Excerpt to read.
There is another class of untaught farmers who devote all their capital and hired labored to the culture, on a large scale, of some single product which always pays well when so produced on a fresh soil, even in the most unskilful hands. Now, such men often increase rapidly in wealth, but it is not by their skill in agriculture, for they have none; their skill consists in the management of capital and labor; and deprive them of these, and confine them to the varied culture of a small farm, and they would starve in five years where a true farmer would amass a small fortune. This class are, however, generally the fast friends of education, though many a looker-on will cite them as instances of the uselessness of acquired skill in farming; whereas they should cite them only as a sample of the resistless power of capital even in comparatively unskilful hands.

. Such institutions are the only possible remedy for a caste education, legislation, and literature. If any one class provide for their own liberal education in the State, as they should do, while another class neglect this, it is as inevitable as the law of gravitation that they should form a ruling caste or class by themselves, and wield their power more or less for their own exclusive interests and the interests of their friends.

If the industrial were the only educated class in the State, the caste power in their hands would be as much stronger than it now is as their numbers are greater. But now industrial education has been wholly neglected, and the various industrial classes left still ignorant of matters of the greatest moment pertaining to their vital interests; while the professions have been studied till trifles and fooleries have been magnified into matters of immense importance, and tornadoes of windy words and barrels of innocent ink shed over them in vain.

This, too, is the inevitable result of trying to crowd all liberal, practical education into one narrow sphere of human life. It crowds their ranks with men totally unfit by nature for professional service. Many of these,

under a more congenial culture, might have become, instead of the starving scavengers of a learned profession, the honored members of an industrial one. Their love of knowledge was indeed amiable and highly commendable; but the necessity which drove them from their natural sphere in life in order to obtain it is truly deplorable.

But such a system of general education as we now propose would, in ways too numerous now to mention, tend to increase the respectability, power, numbers, and resources of the true professional class.

Nor are the advantages of the mental and moral discipline of the student to be overlooked; indeed, I should have set them down as most important of all had I not been distinctly aware that such an opinion is a most deadly heresy; and I tremble at the thought of being arraigned before the tribunal of all the monks and ecclesiastics of the Old World, and no small number of their progeny in the New.

It is deemed highly important that all in the professional classes should become writers and talkers; hence they are so incessantly drilled in all the forms of language, dead and living, though it has become quite doubtful whether, even in their case, such a course is most beneficial, except in the single case of the professors of literature and theology, with whom these languages form the foundation of their professions and the indispensable instruments of their future art in life.

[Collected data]
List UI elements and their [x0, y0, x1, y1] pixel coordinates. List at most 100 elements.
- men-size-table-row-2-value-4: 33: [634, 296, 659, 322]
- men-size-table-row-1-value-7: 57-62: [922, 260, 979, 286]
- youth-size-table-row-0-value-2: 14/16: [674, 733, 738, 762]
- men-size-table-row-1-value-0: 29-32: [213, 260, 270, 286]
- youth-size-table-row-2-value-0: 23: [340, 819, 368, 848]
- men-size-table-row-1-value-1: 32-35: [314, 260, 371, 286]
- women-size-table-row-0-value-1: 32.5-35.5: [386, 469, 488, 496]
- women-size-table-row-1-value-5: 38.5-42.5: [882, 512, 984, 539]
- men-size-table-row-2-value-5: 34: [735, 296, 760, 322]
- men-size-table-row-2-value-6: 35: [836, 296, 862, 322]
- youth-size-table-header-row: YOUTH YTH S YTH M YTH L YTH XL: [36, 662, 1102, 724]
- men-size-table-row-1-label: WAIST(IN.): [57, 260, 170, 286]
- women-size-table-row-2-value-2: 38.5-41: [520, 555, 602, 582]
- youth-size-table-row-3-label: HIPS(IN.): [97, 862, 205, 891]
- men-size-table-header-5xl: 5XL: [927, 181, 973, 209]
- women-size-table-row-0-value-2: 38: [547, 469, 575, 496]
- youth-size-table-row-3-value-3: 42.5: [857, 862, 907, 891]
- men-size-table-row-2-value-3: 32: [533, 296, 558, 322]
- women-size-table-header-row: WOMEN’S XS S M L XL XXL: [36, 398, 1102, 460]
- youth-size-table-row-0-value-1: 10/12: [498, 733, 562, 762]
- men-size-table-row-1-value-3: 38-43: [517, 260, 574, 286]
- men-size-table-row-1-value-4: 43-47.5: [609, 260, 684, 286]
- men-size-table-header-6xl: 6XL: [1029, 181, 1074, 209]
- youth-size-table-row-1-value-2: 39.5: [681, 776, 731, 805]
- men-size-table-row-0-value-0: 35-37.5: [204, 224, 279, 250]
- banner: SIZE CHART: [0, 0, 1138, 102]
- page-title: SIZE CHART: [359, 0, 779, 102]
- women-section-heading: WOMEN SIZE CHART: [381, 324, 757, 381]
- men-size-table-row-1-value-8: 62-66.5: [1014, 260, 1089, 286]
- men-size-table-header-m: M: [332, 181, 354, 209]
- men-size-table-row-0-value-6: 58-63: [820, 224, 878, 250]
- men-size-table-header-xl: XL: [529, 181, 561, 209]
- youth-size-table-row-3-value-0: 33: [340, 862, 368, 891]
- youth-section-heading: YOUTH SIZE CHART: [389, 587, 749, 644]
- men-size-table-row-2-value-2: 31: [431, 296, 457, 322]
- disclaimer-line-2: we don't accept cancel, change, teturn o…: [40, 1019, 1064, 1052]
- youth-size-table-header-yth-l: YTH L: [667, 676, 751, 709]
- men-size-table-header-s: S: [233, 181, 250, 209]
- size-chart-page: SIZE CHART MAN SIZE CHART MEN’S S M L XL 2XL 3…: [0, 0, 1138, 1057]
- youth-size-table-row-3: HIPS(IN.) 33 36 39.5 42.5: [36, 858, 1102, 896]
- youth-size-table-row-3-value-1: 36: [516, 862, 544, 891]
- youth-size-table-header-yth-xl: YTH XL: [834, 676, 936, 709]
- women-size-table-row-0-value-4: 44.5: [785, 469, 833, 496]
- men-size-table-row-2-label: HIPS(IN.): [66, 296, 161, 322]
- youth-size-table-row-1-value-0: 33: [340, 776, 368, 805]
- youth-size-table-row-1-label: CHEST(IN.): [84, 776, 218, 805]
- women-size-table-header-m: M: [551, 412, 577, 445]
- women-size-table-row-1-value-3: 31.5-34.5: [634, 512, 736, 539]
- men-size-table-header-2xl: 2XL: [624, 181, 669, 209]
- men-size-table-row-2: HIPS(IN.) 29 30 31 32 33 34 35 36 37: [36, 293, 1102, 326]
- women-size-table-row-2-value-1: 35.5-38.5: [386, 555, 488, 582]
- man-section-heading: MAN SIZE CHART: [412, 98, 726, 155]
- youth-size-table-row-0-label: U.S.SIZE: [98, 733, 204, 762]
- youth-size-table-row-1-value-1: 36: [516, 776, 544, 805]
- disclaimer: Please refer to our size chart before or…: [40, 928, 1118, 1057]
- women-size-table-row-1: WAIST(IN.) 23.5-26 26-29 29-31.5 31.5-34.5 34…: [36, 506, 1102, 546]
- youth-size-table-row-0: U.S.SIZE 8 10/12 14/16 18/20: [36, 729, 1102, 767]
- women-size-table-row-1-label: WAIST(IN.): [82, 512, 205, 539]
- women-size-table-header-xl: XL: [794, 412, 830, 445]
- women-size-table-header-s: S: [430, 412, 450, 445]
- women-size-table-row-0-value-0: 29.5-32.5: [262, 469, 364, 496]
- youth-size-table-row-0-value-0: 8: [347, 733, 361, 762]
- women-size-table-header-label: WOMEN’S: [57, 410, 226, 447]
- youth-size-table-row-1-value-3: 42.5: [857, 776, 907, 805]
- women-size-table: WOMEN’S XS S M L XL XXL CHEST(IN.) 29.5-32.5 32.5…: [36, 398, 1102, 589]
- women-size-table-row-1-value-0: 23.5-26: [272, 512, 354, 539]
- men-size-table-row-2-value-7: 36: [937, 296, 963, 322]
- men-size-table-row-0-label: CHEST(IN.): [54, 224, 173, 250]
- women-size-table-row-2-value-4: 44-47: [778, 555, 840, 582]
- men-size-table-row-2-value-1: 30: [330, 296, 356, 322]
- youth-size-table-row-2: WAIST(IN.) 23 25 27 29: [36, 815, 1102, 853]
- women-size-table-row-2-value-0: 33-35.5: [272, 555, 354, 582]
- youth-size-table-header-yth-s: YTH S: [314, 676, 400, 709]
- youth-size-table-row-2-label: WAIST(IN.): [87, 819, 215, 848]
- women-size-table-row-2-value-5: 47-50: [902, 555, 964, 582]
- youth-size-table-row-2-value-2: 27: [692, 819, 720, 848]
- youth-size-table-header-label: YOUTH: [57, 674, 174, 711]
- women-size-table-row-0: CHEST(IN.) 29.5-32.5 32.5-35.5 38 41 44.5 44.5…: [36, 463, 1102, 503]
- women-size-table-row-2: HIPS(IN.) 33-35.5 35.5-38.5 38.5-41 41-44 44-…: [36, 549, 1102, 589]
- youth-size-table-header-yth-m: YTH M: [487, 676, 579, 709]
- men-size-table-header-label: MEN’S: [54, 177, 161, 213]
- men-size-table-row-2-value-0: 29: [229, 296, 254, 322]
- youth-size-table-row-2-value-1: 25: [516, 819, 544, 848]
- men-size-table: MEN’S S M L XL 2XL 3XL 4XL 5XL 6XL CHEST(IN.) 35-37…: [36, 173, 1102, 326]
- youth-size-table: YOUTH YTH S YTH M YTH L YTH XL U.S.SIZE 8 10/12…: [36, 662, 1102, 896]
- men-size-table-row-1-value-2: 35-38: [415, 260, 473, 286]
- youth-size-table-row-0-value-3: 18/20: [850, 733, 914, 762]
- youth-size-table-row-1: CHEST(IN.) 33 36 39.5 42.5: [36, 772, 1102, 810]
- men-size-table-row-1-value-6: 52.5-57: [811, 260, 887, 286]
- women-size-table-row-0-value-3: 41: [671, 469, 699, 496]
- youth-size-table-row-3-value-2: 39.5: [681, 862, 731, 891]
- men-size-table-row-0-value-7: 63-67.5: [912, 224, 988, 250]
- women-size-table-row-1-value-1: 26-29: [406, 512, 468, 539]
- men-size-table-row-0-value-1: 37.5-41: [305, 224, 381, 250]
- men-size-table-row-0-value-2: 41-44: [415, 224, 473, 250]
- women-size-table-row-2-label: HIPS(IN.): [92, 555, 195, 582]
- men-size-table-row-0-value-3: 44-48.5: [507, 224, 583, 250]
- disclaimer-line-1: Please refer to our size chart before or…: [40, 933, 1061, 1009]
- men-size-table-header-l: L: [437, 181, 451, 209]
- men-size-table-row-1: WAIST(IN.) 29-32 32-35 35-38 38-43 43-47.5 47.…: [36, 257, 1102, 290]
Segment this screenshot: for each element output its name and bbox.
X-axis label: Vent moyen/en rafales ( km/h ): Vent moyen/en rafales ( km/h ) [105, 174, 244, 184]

Required work.
(a) Quote the records word for word, starting at their first line and ending after the line that contains "- men-size-table-header-5xl: 5XL: [927, 181, 973, 209]", with both of those lines included.
(b) Write the next part of the excerpt on industrial and professional education, picking up after its final sentence.

Solved problems.
(a)
List UI elements and their [x0, y0, x1, y1] pixel coordinates. List at most 100 elements.
- men-size-table-row-2-value-4: 33: [634, 296, 659, 322]
- men-size-table-row-1-value-7: 57-62: [922, 260, 979, 286]
- youth-size-table-row-0-value-2: 14/16: [674, 733, 738, 762]
- men-size-table-row-1-value-0: 29-32: [213, 260, 270, 286]
- youth-size-table-row-2-value-0: 23: [340, 819, 368, 848]
- men-size-table-row-1-value-1: 32-35: [314, 260, 371, 286]
- women-size-table-row-0-value-1: 32.5-35.5: [386, 469, 488, 496]
- women-size-table-row-1-value-5: 38.5-42.5: [882, 512, 984, 539]
- men-size-table-row-2-value-5: 34: [735, 296, 760, 322]
- men-size-table-row-2-value-6: 35: [836, 296, 862, 322]
- youth-size-table-header-row: YOUTH YTH S YTH M YTH L YTH XL: [36, 662, 1102, 724]
- men-size-table-row-1-label: WAIST(IN.): [57, 260, 170, 286]
- women-size-table-row-2-value-2: 38.5-41: [520, 555, 602, 582]
- youth-size-table-row-3-label: HIPS(IN.): [97, 862, 205, 891]
- men-size-table-header-5xl: 5XL: [927, 181, 973, 209]

(b)
No inconsiderable share, however, of the mental discipline that is attributed to this peculiar course of duty arises from daily intercourse, for years, with minds of the first order in their teachers and comrades, and would be produced under any other course if the parties had remained harmoniously together. On the other hand, a classical teacher, who has no original, spontaneous power of thought, and knows nothing but Latin and Greek, however perfectly, is enough to stultify a whole generation of boys, and make them all pedantic fools like himself. The idea of infusing mind, or creating, or even materially increasing it by the daily inculcation of unintelligible words-all this awful wringing to get blood out of a turnip-will, at any rate, never succeed except in the hands of the eminently wise and prudent, who have had long experience in the process; the plain, blunt sense of the unsophisticated will never realize cost in the operation. There are, moreover, probably, few men who do not already talk more, in proportion to what they really know, than they ought to. This chronic diarrhoea of exhortation, which the social atmosphere of the age tends to engender, tends far less to public. health than many suppose. The history of the Quakers shows that more sound sense, a purer morality, and a more elevated practical piety can exist, and do exist, entirely without it, than is commonly with it.

At all events, we find, as society becomes less conservative and pedantic, and more truly and practically enlightened, a growing tendency of all other classes, except the literary and clerical, to omit this supposed linguistic discipline, and apply themselves directly to the more immediate duties of their calling; and, aside from some little inconvenience at first, in being outside of caste, that they do not succeed quite as well in advancing their own interests in life, and the true interests of society, there is no sufficient proof.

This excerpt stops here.